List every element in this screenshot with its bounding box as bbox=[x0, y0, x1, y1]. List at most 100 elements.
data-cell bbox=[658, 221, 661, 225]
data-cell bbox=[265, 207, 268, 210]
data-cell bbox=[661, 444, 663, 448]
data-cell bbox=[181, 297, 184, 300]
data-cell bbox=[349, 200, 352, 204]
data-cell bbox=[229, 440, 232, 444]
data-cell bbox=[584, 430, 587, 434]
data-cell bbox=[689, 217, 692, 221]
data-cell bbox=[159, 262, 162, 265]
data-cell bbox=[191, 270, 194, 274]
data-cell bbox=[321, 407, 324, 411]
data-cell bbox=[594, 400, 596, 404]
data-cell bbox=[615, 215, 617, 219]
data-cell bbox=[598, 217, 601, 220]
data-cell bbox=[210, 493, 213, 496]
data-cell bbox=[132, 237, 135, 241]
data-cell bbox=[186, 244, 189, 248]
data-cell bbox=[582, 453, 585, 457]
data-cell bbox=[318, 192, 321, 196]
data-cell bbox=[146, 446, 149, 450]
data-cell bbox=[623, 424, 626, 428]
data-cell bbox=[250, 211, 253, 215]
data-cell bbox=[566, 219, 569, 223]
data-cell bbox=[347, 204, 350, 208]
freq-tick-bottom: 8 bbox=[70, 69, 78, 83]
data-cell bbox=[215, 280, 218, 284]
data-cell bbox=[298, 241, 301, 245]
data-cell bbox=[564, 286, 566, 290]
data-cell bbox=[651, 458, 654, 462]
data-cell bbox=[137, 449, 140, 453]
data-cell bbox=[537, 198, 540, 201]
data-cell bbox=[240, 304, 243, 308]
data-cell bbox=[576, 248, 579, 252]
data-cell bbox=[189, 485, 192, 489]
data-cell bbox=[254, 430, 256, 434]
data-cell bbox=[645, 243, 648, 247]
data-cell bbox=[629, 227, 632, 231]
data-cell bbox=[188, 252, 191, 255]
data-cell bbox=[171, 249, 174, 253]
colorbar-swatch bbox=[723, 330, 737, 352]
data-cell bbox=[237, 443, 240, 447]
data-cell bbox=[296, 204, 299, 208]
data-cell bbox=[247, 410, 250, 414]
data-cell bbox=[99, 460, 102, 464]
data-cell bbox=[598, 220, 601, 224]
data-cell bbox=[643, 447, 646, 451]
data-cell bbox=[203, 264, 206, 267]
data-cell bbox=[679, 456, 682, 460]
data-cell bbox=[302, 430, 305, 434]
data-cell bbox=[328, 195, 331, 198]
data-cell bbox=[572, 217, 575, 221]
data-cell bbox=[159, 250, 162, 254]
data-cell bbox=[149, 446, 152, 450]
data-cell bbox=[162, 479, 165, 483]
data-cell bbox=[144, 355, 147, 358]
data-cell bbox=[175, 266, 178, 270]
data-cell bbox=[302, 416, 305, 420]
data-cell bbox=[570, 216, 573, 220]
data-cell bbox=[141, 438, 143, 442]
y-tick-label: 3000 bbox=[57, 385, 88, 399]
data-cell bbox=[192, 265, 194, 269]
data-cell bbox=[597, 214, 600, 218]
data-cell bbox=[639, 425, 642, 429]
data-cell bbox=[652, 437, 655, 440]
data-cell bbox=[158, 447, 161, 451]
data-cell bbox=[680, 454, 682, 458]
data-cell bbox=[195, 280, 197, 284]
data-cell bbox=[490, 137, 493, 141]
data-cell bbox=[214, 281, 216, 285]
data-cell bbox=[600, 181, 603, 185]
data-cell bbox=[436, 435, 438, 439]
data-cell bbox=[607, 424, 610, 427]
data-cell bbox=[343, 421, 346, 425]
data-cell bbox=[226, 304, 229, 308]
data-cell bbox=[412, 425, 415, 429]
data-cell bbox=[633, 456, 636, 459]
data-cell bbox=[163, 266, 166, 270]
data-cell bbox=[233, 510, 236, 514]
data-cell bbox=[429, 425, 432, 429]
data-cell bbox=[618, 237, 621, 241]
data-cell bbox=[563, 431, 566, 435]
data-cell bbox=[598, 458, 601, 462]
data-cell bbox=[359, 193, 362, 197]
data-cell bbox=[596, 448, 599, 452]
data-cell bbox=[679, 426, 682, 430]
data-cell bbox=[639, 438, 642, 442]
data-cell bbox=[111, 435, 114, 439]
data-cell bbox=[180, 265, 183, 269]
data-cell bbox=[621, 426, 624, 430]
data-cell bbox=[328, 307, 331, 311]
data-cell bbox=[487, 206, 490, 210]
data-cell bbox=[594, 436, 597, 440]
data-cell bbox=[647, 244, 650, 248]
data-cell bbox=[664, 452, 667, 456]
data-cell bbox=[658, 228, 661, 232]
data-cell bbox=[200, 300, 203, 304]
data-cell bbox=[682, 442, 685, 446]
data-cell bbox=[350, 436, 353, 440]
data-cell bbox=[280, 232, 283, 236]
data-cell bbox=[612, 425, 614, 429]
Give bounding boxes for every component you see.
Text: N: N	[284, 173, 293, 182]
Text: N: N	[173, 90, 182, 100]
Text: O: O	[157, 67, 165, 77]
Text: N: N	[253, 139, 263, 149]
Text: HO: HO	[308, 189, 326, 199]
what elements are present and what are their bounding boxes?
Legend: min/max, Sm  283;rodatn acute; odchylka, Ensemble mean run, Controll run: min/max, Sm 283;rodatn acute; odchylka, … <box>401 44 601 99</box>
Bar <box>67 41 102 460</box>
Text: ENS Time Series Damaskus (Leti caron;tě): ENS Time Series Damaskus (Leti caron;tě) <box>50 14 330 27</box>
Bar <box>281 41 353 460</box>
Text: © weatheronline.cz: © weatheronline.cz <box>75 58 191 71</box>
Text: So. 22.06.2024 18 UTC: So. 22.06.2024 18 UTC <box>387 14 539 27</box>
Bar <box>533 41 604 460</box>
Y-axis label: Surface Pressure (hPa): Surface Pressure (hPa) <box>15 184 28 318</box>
+++
Aim of the task
Rewrite every one of the rows above with "data-cell" changed to "heatmap-cell" wherever it occurs, keeping everything else the same.

Exercise output
List every element in this screenshot with its bounding box as bbox=[x0, y0, x1, y1]. List at most 100 elements.
heatmap-cell bbox=[658, 221, 661, 225]
heatmap-cell bbox=[265, 207, 268, 210]
heatmap-cell bbox=[661, 444, 663, 448]
heatmap-cell bbox=[181, 297, 184, 300]
heatmap-cell bbox=[349, 200, 352, 204]
heatmap-cell bbox=[229, 440, 232, 444]
heatmap-cell bbox=[584, 430, 587, 434]
heatmap-cell bbox=[689, 217, 692, 221]
heatmap-cell bbox=[159, 262, 162, 265]
heatmap-cell bbox=[191, 270, 194, 274]
heatmap-cell bbox=[321, 407, 324, 411]
heatmap-cell bbox=[594, 400, 596, 404]
heatmap-cell bbox=[615, 215, 617, 219]
heatmap-cell bbox=[598, 217, 601, 220]
heatmap-cell bbox=[210, 493, 213, 496]
heatmap-cell bbox=[132, 237, 135, 241]
heatmap-cell bbox=[186, 244, 189, 248]
heatmap-cell bbox=[582, 453, 585, 457]
heatmap-cell bbox=[318, 192, 321, 196]
heatmap-cell bbox=[146, 446, 149, 450]
heatmap-cell bbox=[623, 424, 626, 428]
heatmap-cell bbox=[250, 211, 253, 215]
heatmap-cell bbox=[566, 219, 569, 223]
heatmap-cell bbox=[347, 204, 350, 208]
freq-tick-bottom: 8 bbox=[70, 69, 78, 83]
heatmap-cell bbox=[215, 280, 218, 284]
heatmap-cell bbox=[298, 241, 301, 245]
heatmap-cell bbox=[564, 286, 566, 290]
heatmap-cell bbox=[651, 458, 654, 462]
heatmap-cell bbox=[137, 449, 140, 453]
heatmap-cell bbox=[537, 198, 540, 201]
heatmap-cell bbox=[240, 304, 243, 308]
heatmap-cell bbox=[576, 248, 579, 252]
heatmap-cell bbox=[189, 485, 192, 489]
heatmap-cell bbox=[254, 430, 256, 434]
heatmap-cell bbox=[645, 243, 648, 247]
heatmap-cell bbox=[629, 227, 632, 231]
heatmap-cell bbox=[188, 252, 191, 255]
heatmap-cell bbox=[171, 249, 174, 253]
colorbar-swatch bbox=[723, 330, 737, 352]
heatmap-cell bbox=[237, 443, 240, 447]
heatmap-cell bbox=[296, 204, 299, 208]
heatmap-cell bbox=[247, 410, 250, 414]
heatmap-cell bbox=[99, 460, 102, 464]
heatmap-cell bbox=[598, 220, 601, 224]
heatmap-cell bbox=[643, 447, 646, 451]
heatmap-cell bbox=[203, 264, 206, 267]
heatmap-cell bbox=[679, 456, 682, 460]
heatmap-cell bbox=[302, 430, 305, 434]
heatmap-cell bbox=[328, 195, 331, 198]
heatmap-cell bbox=[572, 217, 575, 221]
heatmap-cell bbox=[159, 250, 162, 254]
heatmap-cell bbox=[149, 446, 152, 450]
heatmap-cell bbox=[162, 479, 165, 483]
heatmap-cell bbox=[144, 355, 147, 358]
heatmap-cell bbox=[175, 266, 178, 270]
heatmap-cell bbox=[302, 416, 305, 420]
heatmap-cell bbox=[570, 216, 573, 220]
heatmap-cell bbox=[141, 438, 143, 442]
y-tick-label: 3000 bbox=[57, 385, 88, 399]
heatmap-cell bbox=[192, 265, 194, 269]
heatmap-cell bbox=[597, 214, 600, 218]
heatmap-cell bbox=[639, 425, 642, 429]
heatmap-cell bbox=[652, 437, 655, 440]
heatmap-cell bbox=[158, 447, 161, 451]
heatmap-cell bbox=[680, 454, 682, 458]
heatmap-cell bbox=[195, 280, 197, 284]
heatmap-cell bbox=[490, 137, 493, 141]
heatmap-cell bbox=[214, 281, 216, 285]
heatmap-cell bbox=[600, 181, 603, 185]
heatmap-cell bbox=[436, 435, 438, 439]
heatmap-cell bbox=[607, 424, 610, 427]
heatmap-cell bbox=[343, 421, 346, 425]
heatmap-cell bbox=[226, 304, 229, 308]
heatmap-cell bbox=[412, 425, 415, 429]
heatmap-cell bbox=[633, 456, 636, 459]
heatmap-cell bbox=[163, 266, 166, 270]
heatmap-cell bbox=[233, 510, 236, 514]
heatmap-cell bbox=[429, 425, 432, 429]
heatmap-cell bbox=[618, 237, 621, 241]
heatmap-cell bbox=[563, 431, 566, 435]
heatmap-cell bbox=[598, 458, 601, 462]
heatmap-cell bbox=[359, 193, 362, 197]
heatmap-cell bbox=[596, 448, 599, 452]
heatmap-cell bbox=[679, 426, 682, 430]
heatmap-cell bbox=[639, 438, 642, 442]
heatmap-cell bbox=[111, 435, 114, 439]
heatmap-cell bbox=[180, 265, 183, 269]
heatmap-cell bbox=[621, 426, 624, 430]
heatmap-cell bbox=[328, 307, 331, 311]
heatmap-cell bbox=[487, 206, 490, 210]
heatmap-cell bbox=[594, 436, 597, 440]
heatmap-cell bbox=[647, 244, 650, 248]
heatmap-cell bbox=[664, 452, 667, 456]
heatmap-cell bbox=[658, 228, 661, 232]
heatmap-cell bbox=[200, 300, 203, 304]
heatmap-cell bbox=[682, 442, 685, 446]
heatmap-cell bbox=[350, 436, 353, 440]
heatmap-cell bbox=[280, 232, 283, 236]
heatmap-cell bbox=[612, 425, 614, 429]
Give bounding boxes for every component you see.
Text: N: N	[284, 173, 293, 182]
Text: N: N	[173, 90, 182, 100]
Text: O: O	[157, 67, 165, 77]
Text: N: N	[253, 139, 263, 149]
Text: HO: HO	[308, 189, 326, 199]
what elements are present and what are their bounding boxes?
Legend: min/max, Sm  283;rodatn acute; odchylka, Ensemble mean run, Controll run: min/max, Sm 283;rodatn acute; odchylka, … <box>401 44 601 99</box>
Bar <box>67 41 102 460</box>
Text: ENS Time Series Damaskus (Leti caron;tě): ENS Time Series Damaskus (Leti caron;tě) <box>50 14 330 27</box>
Bar <box>281 41 353 460</box>
Text: © weatheronline.cz: © weatheronline.cz <box>75 58 191 71</box>
Text: So. 22.06.2024 18 UTC: So. 22.06.2024 18 UTC <box>387 14 539 27</box>
Bar <box>533 41 604 460</box>
Y-axis label: Surface Pressure (hPa): Surface Pressure (hPa) <box>15 184 28 318</box>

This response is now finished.